**Materials provided**:
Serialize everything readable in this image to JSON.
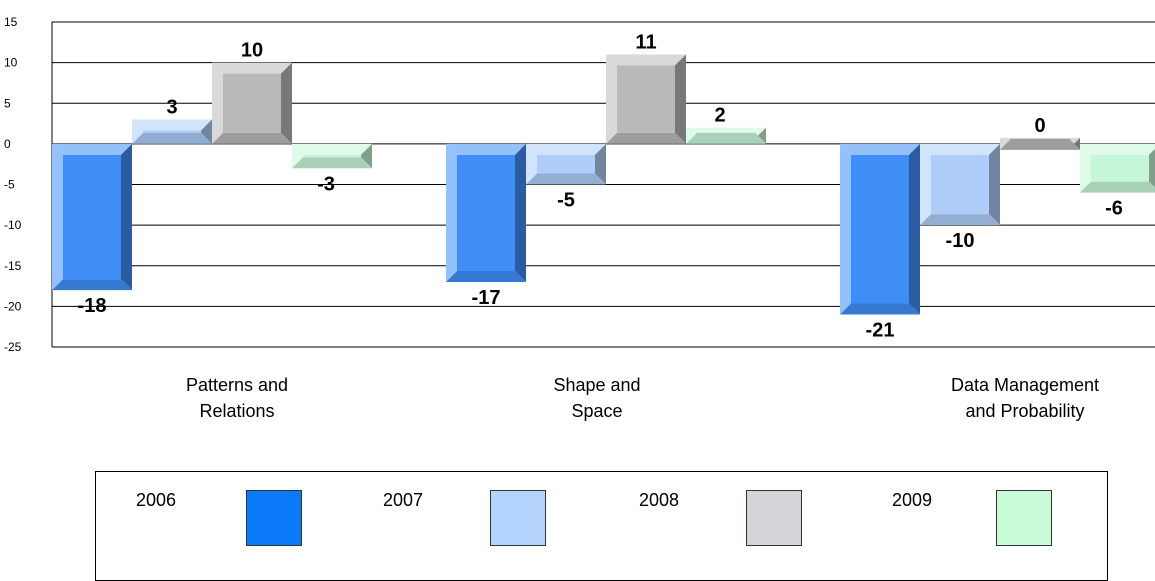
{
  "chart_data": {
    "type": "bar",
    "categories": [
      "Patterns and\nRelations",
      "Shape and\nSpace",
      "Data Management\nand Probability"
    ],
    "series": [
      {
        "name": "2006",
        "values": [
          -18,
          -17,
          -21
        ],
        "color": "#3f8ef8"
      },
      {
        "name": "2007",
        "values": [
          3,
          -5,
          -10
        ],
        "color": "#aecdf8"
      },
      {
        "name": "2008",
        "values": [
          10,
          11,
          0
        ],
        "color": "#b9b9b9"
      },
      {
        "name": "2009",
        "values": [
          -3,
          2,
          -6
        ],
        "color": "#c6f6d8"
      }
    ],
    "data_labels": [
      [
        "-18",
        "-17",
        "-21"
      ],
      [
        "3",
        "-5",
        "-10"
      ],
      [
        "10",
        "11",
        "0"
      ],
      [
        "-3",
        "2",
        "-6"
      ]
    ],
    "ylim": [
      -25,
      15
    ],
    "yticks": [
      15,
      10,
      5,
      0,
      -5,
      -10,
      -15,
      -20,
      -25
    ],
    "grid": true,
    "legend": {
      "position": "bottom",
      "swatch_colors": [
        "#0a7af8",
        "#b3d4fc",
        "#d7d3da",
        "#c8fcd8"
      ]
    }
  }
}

**What the task requires**: Print each line of the material above exactly, with the pictures removed from your copy.

**Solution**:
Serialize everything readable in this image to JSON.
{
  "chart_data": {
    "type": "bar",
    "categories": [
      "Patterns and\nRelations",
      "Shape and\nSpace",
      "Data Management\nand Probability"
    ],
    "series": [
      {
        "name": "2006",
        "values": [
          -18,
          -17,
          -21
        ],
        "color": "#3f8ef8"
      },
      {
        "name": "2007",
        "values": [
          3,
          -5,
          -10
        ],
        "color": "#aecdf8"
      },
      {
        "name": "2008",
        "values": [
          10,
          11,
          0
        ],
        "color": "#b9b9b9"
      },
      {
        "name": "2009",
        "values": [
          -3,
          2,
          -6
        ],
        "color": "#c6f6d8"
      }
    ],
    "data_labels": [
      [
        "-18",
        "-17",
        "-21"
      ],
      [
        "3",
        "-5",
        "-10"
      ],
      [
        "10",
        "11",
        "0"
      ],
      [
        "-3",
        "2",
        "-6"
      ]
    ],
    "ylim": [
      -25,
      15
    ],
    "yticks": [
      15,
      10,
      5,
      0,
      -5,
      -10,
      -15,
      -20,
      -25
    ],
    "grid": true,
    "legend": {
      "position": "bottom",
      "swatch_colors": [
        "#0a7af8",
        "#b3d4fc",
        "#d7d3da",
        "#c8fcd8"
      ]
    }
  }
}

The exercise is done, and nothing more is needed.